Work to do »
Find the lines below that contain the string "create". Copy each one.

Source material »

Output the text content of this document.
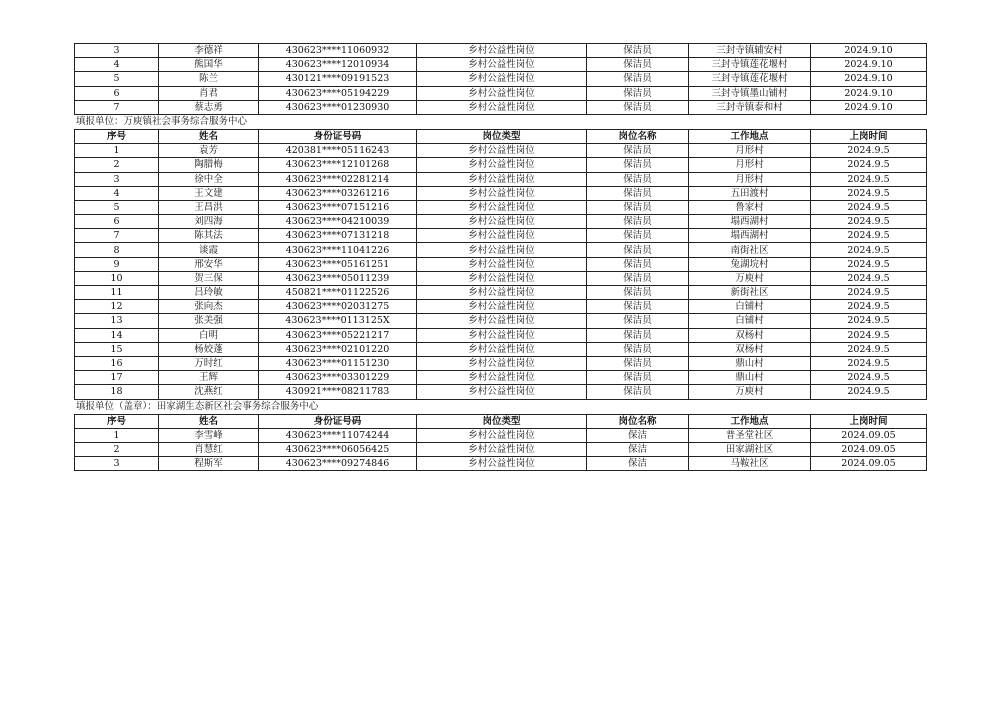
3	李德祥	430623****11060932	乡村公益性岗位	保洁员	三封寺镇辅安村	2024.9.10
4	熊国华	430623****12010934	乡村公益性岗位	保洁员	三封寺镇莲花堰村	2024.9.10
5	陈兰	430121****09191523	乡村公益性岗位	保洁员	三封寺镇莲花堰村	2024.9.10
6	肖君	430623****05194229	乡村公益性岗位	保洁员	三封寺镇墨山铺村	2024.9.10
7	蔡志勇	430623****01230930	乡村公益性岗位	保洁员	三封寺镇泰和村	2024.9.10
填报单位：万庾镇社会事务综合服务中心
序号	姓名	身份证号码	岗位类型	岗位名称	工作地点	上岗时间
1	袁芳	420381****05116243	乡村公益性岗位	保洁员	月形村	2024.9.5
2	陶腊梅	430623****12101268	乡村公益性岗位	保洁员	月形村	2024.9.5
3	徐中全	430623****02281214	乡村公益性岗位	保洁员	月形村	2024.9.5
4	王文建	430623****03261216	乡村公益性岗位	保洁员	五田渡村	2024.9.5
5	王昌洪	430623****07151216	乡村公益性岗位	保洁员	鲁家村	2024.9.5
6	刘四海	430623****04210039	乡村公益性岗位	保洁员	塌西湖村	2024.9.5
7	陈其法	430623****07131218	乡村公益性岗位	保洁员	塌西湖村	2024.9.5
8	谈霞	430623****11041226	乡村公益性岗位	保洁员	南街社区	2024.9.5
9	邢安华	430623****05161251	乡村公益性岗位	保洁员	兔湖垸村	2024.9.5
10	贺三保	430623****05011239	乡村公益性岗位	保洁员	万庾村	2024.9.5
11	吕玲敏	450821****01122526	乡村公益性岗位	保洁员	新街社区	2024.9.5
12	张向杰	430623****02031275	乡村公益性岗位	保洁员	白铺村	2024.9.5
13	张美强	430623****0113125X	乡村公益性岗位	保洁员	白铺村	2024.9.5
14	白明	430623****05221217	乡村公益性岗位	保洁员	双杨村	2024.9.5
15	杨姣蓬	430623****02101220	乡村公益性岗位	保洁员	双杨村	2024.9.5
16	万时红	430623****01151230	乡村公益性岗位	保洁员	鼎山村	2024.9.5
17	王辉	430623****03301229	乡村公益性岗位	保洁员	鼎山村	2024.9.5
18	沈燕红	430921****08211783	乡村公益性岗位	保洁员	万庾村	2024.9.5
填报单位（盖章）：田家湖生态新区社会事务综合服务中心
序号	姓名	身份证号码	岗位类型	岗位名称	工作地点	上岗时间
1	李雪峰	430623****11074244	乡村公益性岗位	保洁	普圣堂社区	2024.09.05
2	肖慧红	430623****06056425	乡村公益性岗位	保洁	田家湖社区	2024.09.05
3	程斯军	430623****09274846	乡村公益性岗位	保洁	马鞍社区	2024.09.05
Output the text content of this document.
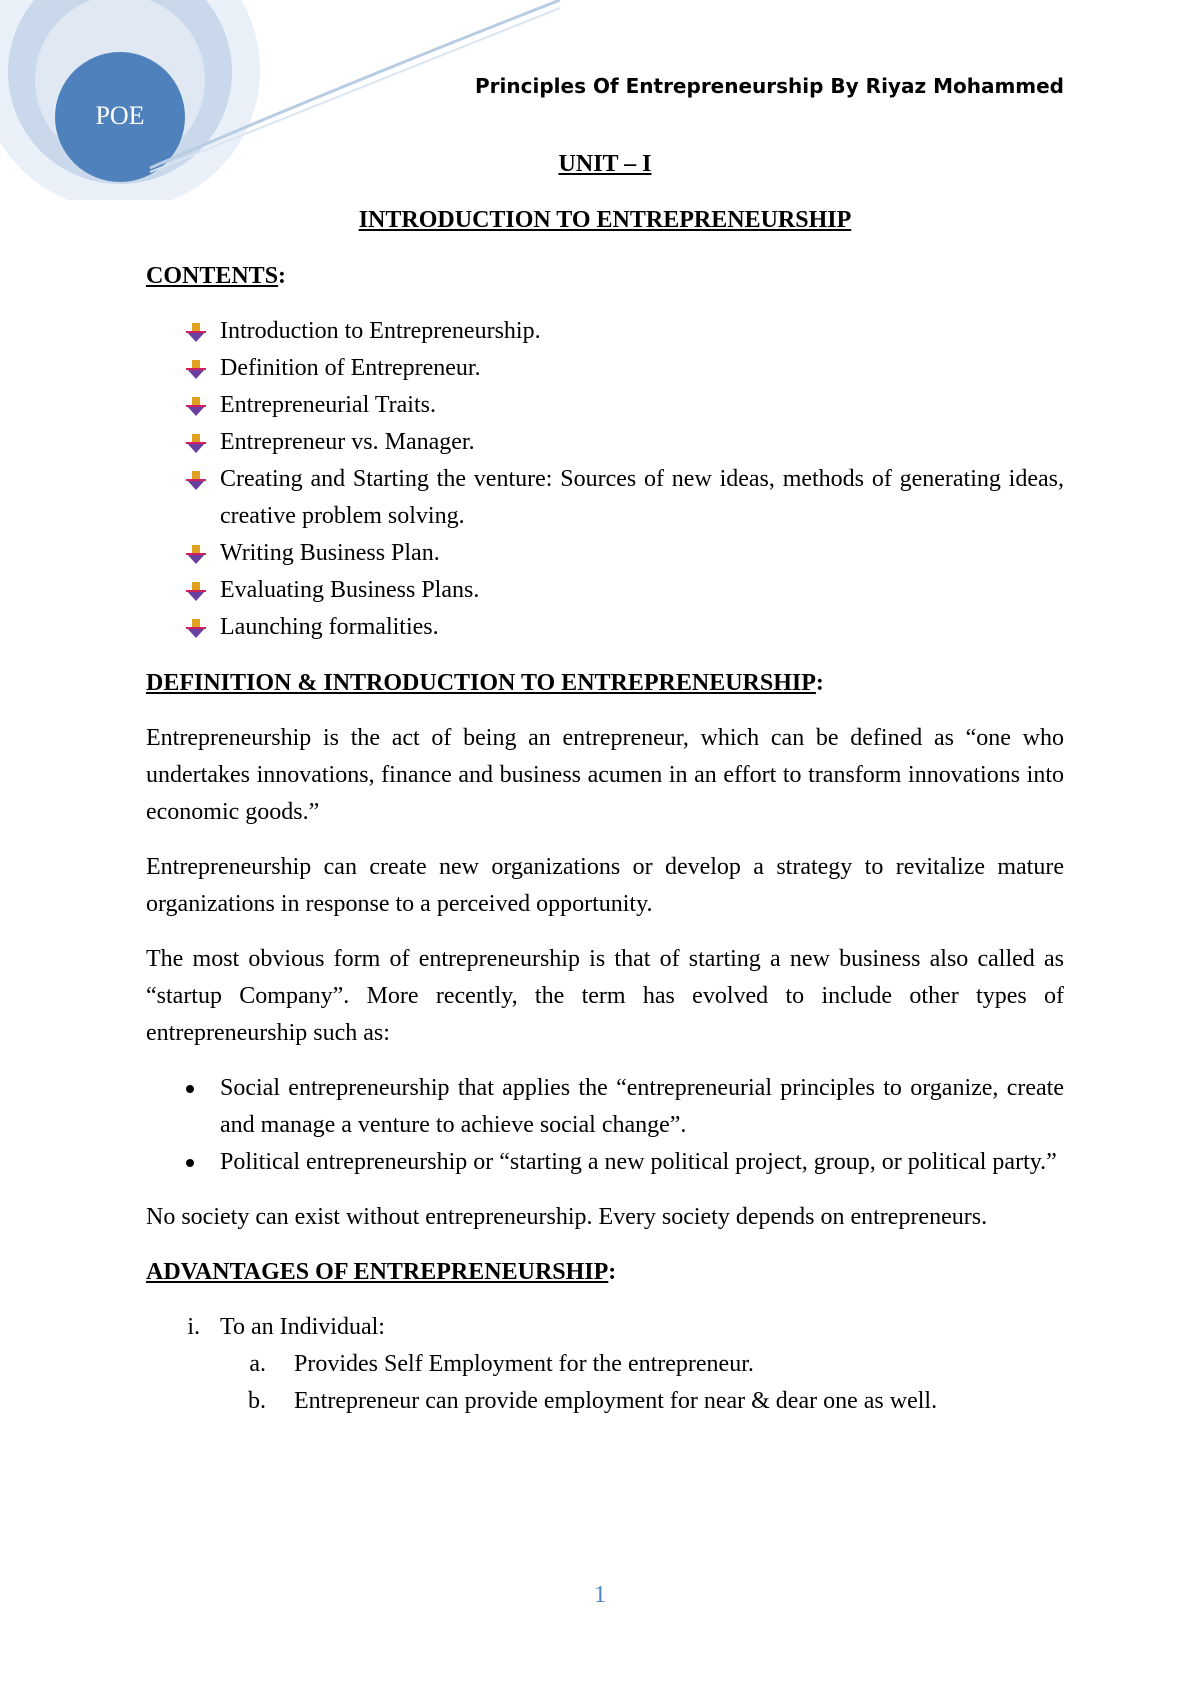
POE
Principles Of Entrepreneurship By Riyaz Mohammed

UNIT – I

INTRODUCTION TO ENTREPRENEURSHIP

CONTENTS:

Introduction to Entrepreneurship.
Definition of Entrepreneur.
Entrepreneurial Traits.
Entrepreneur vs. Manager.
Creating and Starting the venture: Sources of new ideas, methods of generating ideas, creative problem solving.
Writing Business Plan.
Evaluating Business Plans.
Launching formalities.

DEFINITION & INTRODUCTION TO ENTREPRENEURSHIP:

Entrepreneurship is the act of being an entrepreneur, which can be defined as “one who undertakes innovations, finance and business acumen in an effort to transform innovations into economic goods.”

Entrepreneurship can create new organizations or develop a strategy to revitalize mature organizations in response to a perceived opportunity.

The most obvious form of entrepreneurship is that of starting a new business also called as “startup Company”. More recently, the term has evolved to include other types of entrepreneurship such as:

Social entrepreneurship that applies the “entrepreneurial principles to organize, create and manage a venture to achieve social change”.
Political entrepreneurship or “starting a new political project, group, or political party.”

No society can exist without entrepreneurship. Every society depends on entrepreneurs.

ADVANTAGES OF ENTREPRENEURSHIP:

i. To an Individual:
a. Provides Self Employment for the entrepreneur.
b. Entrepreneur can provide employment for near & dear one as well.
1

Exercise response »
Entrepreneurship can create new organizations or develop a strategy to revitalize mature organizations in response to a perceived opportunity.
Social entrepreneurship that applies the “entrepreneurial principles to organize, create and manage a venture to achieve social change”.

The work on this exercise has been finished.